(Items from a data source)

|---|

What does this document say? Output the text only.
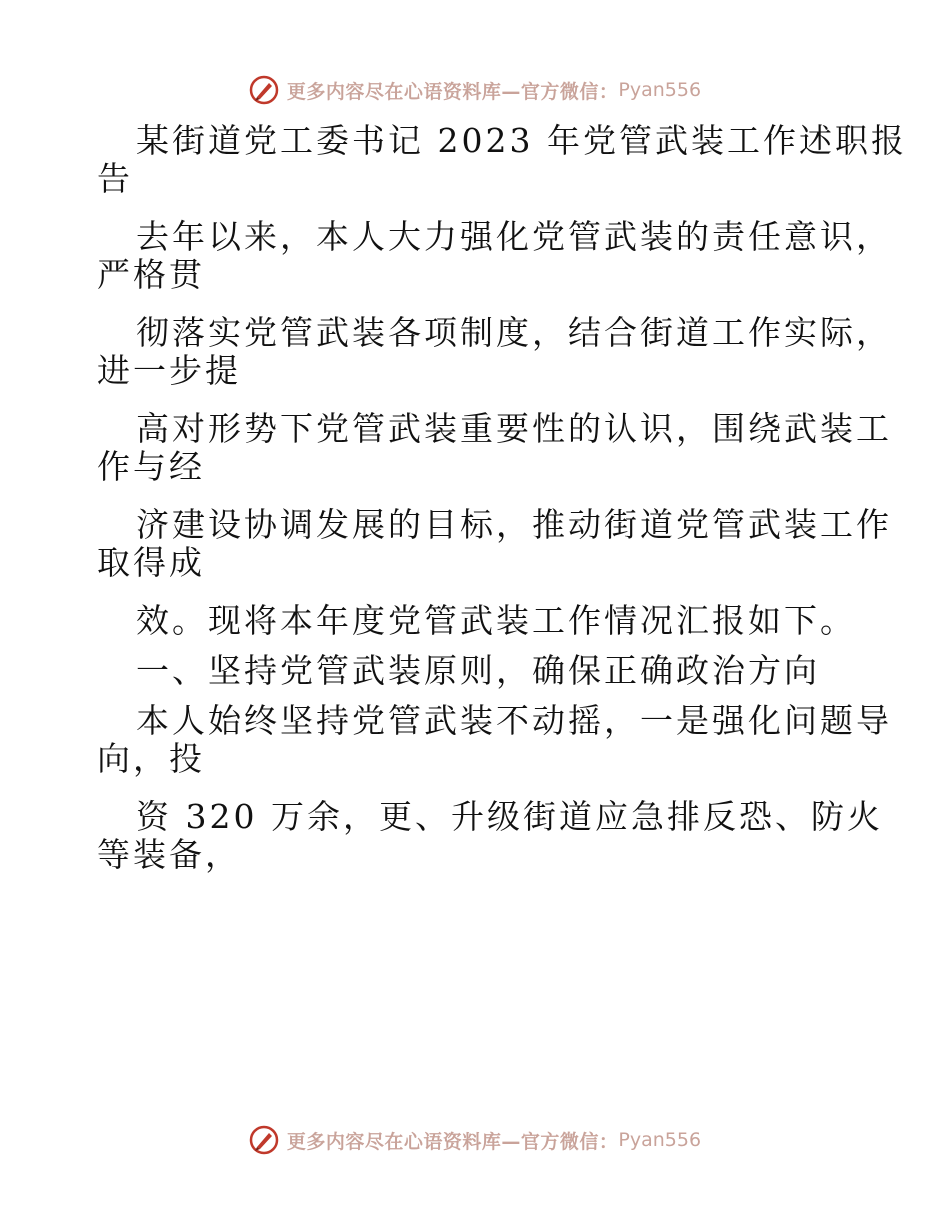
更多内容尽在心语资料库—官方微信： Pyan556
某街道党工委书记 2023 年党管武装工作述职报
告
去年以来，本人大力强化党管武装的责任意识，
严格贯
彻落实党管武装各项制度，结合街道工作实际，
进一步提
高对形势下党管武装重要性的认识，围绕武装工
作与经
济建设协调发展的目标，推动街道党管武装工作
取得成
效。现将本年度党管武装工作情况汇报如下。
一、坚持党管武装原则，确保正确政治方向
本人始终坚持党管武装不动摇，一是强化问题导
向，投
资 320 万余，更、升级街道应急排反恐、防火
等装备，
更多内容尽在心语资料库—官方微信： Pyan556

|---|

Omit any images, then output the listing exactly.

• _EXERCISE OUTPUT_:
What does this document say? Output the text only.
更多内容尽在心语资料库—官方微信： Pyan556
某街道党工委书记 2023 年党管武装工作述职报
告
去年以来，本人大力强化党管武装的责任意识，
严格贯
彻落实党管武装各项制度，结合街道工作实际，
进一步提
高对形势下党管武装重要性的认识，围绕武装工
作与经
济建设协调发展的目标，推动街道党管武装工作
取得成
效。现将本年度党管武装工作情况汇报如下。
一、坚持党管武装原则，确保正确政治方向
本人始终坚持党管武装不动摇，一是强化问题导
向，投
资 320 万余，更、升级街道应急排反恐、防火
等装备，
更多内容尽在心语资料库—官方微信： Pyan556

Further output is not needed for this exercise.